* Stated exercise *
Reproduce the listing that follows with no differences at all.

Stored data:
= = = = =
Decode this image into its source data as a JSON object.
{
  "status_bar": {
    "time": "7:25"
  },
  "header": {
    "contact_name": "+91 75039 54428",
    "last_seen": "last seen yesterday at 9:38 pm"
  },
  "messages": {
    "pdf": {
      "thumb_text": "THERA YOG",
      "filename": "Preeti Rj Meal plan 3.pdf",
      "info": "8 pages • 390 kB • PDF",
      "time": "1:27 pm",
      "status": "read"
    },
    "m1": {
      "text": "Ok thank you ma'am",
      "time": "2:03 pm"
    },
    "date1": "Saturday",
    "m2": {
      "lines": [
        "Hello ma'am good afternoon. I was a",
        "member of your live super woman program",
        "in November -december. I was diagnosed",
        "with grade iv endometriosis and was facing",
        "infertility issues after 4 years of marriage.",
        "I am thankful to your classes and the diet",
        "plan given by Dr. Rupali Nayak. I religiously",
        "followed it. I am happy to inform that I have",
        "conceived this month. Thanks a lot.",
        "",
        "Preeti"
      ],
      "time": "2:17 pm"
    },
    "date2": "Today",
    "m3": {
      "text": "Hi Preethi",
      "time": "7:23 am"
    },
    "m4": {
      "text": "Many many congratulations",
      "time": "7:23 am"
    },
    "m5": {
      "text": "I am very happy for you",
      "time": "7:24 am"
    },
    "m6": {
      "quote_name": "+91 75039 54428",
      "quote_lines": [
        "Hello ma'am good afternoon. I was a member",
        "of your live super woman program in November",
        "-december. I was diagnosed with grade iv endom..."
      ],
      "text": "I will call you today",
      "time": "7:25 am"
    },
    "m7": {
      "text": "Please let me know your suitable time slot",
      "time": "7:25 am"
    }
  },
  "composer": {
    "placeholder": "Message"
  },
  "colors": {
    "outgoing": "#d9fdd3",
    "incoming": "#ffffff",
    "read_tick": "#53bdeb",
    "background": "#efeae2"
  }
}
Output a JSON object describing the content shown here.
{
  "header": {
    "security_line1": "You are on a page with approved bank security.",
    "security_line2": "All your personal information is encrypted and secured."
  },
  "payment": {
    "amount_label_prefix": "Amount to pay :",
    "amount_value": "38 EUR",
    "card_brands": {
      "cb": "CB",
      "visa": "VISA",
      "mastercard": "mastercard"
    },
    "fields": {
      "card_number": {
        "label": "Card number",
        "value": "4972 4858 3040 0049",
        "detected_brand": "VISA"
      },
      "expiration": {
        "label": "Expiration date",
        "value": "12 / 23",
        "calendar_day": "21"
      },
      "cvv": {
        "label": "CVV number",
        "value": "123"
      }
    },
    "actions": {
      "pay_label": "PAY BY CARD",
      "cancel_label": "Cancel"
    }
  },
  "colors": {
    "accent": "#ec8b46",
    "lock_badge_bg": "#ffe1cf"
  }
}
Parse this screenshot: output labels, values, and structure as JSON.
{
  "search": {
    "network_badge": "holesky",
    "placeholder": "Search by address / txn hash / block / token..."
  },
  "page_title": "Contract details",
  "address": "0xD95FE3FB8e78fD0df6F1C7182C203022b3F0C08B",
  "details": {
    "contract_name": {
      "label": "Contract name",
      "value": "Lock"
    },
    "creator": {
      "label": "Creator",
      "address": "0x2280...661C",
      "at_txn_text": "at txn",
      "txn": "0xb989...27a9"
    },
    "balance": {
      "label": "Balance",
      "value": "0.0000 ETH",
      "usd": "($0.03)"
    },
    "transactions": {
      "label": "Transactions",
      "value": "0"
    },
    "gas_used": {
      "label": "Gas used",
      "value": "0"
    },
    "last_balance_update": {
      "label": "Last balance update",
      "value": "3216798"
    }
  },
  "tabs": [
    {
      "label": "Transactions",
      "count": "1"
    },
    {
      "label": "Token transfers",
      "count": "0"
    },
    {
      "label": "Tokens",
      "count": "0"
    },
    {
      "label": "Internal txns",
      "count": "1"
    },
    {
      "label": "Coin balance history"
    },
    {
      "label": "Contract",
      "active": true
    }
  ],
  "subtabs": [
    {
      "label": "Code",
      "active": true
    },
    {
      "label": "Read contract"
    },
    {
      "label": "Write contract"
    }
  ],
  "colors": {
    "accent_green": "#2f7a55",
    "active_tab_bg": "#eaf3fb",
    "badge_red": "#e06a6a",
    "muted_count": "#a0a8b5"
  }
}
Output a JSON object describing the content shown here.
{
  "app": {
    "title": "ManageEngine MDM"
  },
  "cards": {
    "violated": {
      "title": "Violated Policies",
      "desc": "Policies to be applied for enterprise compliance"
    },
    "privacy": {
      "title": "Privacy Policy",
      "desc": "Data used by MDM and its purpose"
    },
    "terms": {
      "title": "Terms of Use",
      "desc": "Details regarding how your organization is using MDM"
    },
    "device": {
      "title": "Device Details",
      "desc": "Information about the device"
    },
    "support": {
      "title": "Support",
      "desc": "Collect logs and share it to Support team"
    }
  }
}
= = = = =
* Correct answer *
Decode this image into its source data as a JSON object.
{
  "status_bar": {
    "time": "7:25"
  },
  "header": {
    "contact_name": "+91 75039 54428",
    "last_seen": "last seen yesterday at 9:38 pm"
  },
  "messages": {
    "pdf": {
      "thumb_text": "THERA YOG",
      "filename": "Preeti Rj Meal plan 3.pdf",
      "info": "8 pages • 390 kB • PDF",
      "time": "1:27 pm",
      "status": "read"
    },
    "m1": {
      "text": "Ok thank you ma'am",
      "time": "2:03 pm"
    },
    "date1": "Saturday",
    "m2": {
      "lines": [
        "Hello ma'am good afternoon. I was a",
        "member of your live super woman program",
        "in November -december. I was diagnosed",
        "with grade iv endometriosis and was facing",
        "infertility issues after 4 years of marriage.",
        "I am thankful to your classes and the diet",
        "plan given by Dr. Rupali Nayak. I religiously",
        "followed it. I am happy to inform that I have",
        "conceived this month. Thanks a lot.",
        "",
        "Preeti"
      ],
      "time": "2:17 pm"
    },
    "date2": "Today",
    "m3": {
      "text": "Hi Preethi",
      "time": "7:23 am"
    },
    "m4": {
      "text": "Many many congratulations",
      "time": "7:23 am"
    },
    "m5": {
      "text": "I am very happy for you",
      "time": "7:24 am"
    },
    "m6": {
      "quote_name": "+91 75039 54428",
      "quote_lines": [
        "Hello ma'am good afternoon. I was a member",
        "of your live super woman program in November",
        "-december. I was diagnosed with grade iv endom..."
      ],
      "text": "I will call you today",
      "time": "7:25 am"
    },
    "m7": {
      "text": "Please let me know your suitable time slot",
      "time": "7:25 am"
    }
  },
  "composer": {
    "placeholder": "Message"
  },
  "colors": {
    "outgoing": "#d9fdd3",
    "incoming": "#ffffff",
    "read_tick": "#53bdeb",
    "background": "#efeae2"
  }
}
Output a JSON object describing the content shown here.
{
  "header": {
    "security_line1": "You are on a page with approved bank security.",
    "security_line2": "All your personal information is encrypted and secured."
  },
  "payment": {
    "amount_label_prefix": "Amount to pay :",
    "amount_value": "38 EUR",
    "card_brands": {
      "cb": "CB",
      "visa": "VISA",
      "mastercard": "mastercard"
    },
    "fields": {
      "card_number": {
        "label": "Card number",
        "value": "4972 4858 3040 0049",
        "detected_brand": "VISA"
      },
      "expiration": {
        "label": "Expiration date",
        "value": "12 / 23",
        "calendar_day": "21"
      },
      "cvv": {
        "label": "CVV number",
        "value": "123"
      }
    },
    "actions": {
      "pay_label": "PAY BY CARD",
      "cancel_label": "Cancel"
    }
  },
  "colors": {
    "accent": "#ec8b46",
    "lock_badge_bg": "#ffe1cf"
  }
}
Parse this screenshot: output labels, values, and structure as JSON.
{
  "search": {
    "network_badge": "holesky",
    "placeholder": "Search by address / txn hash / block / token..."
  },
  "page_title": "Contract details",
  "address": "0xD95FE3FB8e78fD0df6F1C7182C203022b3F0C08B",
  "details": {
    "contract_name": {
      "label": "Contract name",
      "value": "Lock"
    },
    "creator": {
      "label": "Creator",
      "address": "0x2280...661C",
      "at_txn_text": "at txn",
      "txn": "0xb989...27a9"
    },
    "balance": {
      "label": "Balance",
      "value": "0.0000 ETH",
      "usd": "($0.03)"
    },
    "transactions": {
      "label": "Transactions",
      "value": "0"
    },
    "gas_used": {
      "label": "Gas used",
      "value": "0"
    },
    "last_balance_update": {
      "label": "Last balance update",
      "value": "3216798"
    }
  },
  "tabs": [
    {
      "label": "Transactions",
      "count": "1"
    },
    {
      "label": "Token transfers",
      "count": "0"
    },
    {
      "label": "Tokens",
      "count": "0"
    },
    {
      "label": "Internal txns",
      "count": "1"
    },
    {
      "label": "Coin balance history"
    },
    {
      "label": "Contract",
      "active": true
    }
  ],
  "subtabs": [
    {
      "label": "Code",
      "active": true
    },
    {
      "label": "Read contract"
    },
    {
      "label": "Write contract"
    }
  ],
  "colors": {
    "accent_green": "#2f7a55",
    "active_tab_bg": "#eaf3fb",
    "badge_red": "#e06a6a",
    "muted_count": "#a0a8b5"
  }
}
Output a JSON object describing the content shown here.
{
  "app": {
    "title": "ManageEngine MDM"
  },
  "cards": {
    "violated": {
      "title": "Violated Policies",
      "desc": "Policies to be applied for enterprise compliance"
    },
    "privacy": {
      "title": "Privacy Policy",
      "desc": "Data used by MDM and its purpose"
    },
    "terms": {
      "title": "Terms of Use",
      "desc": "Details regarding how your organization is using MDM"
    },
    "device": {
      "title": "Device Details",
      "desc": "Information about the device"
    },
    "support": {
      "title": "Support",
      "desc": "Collect logs and share it to Support team"
    }
  }
}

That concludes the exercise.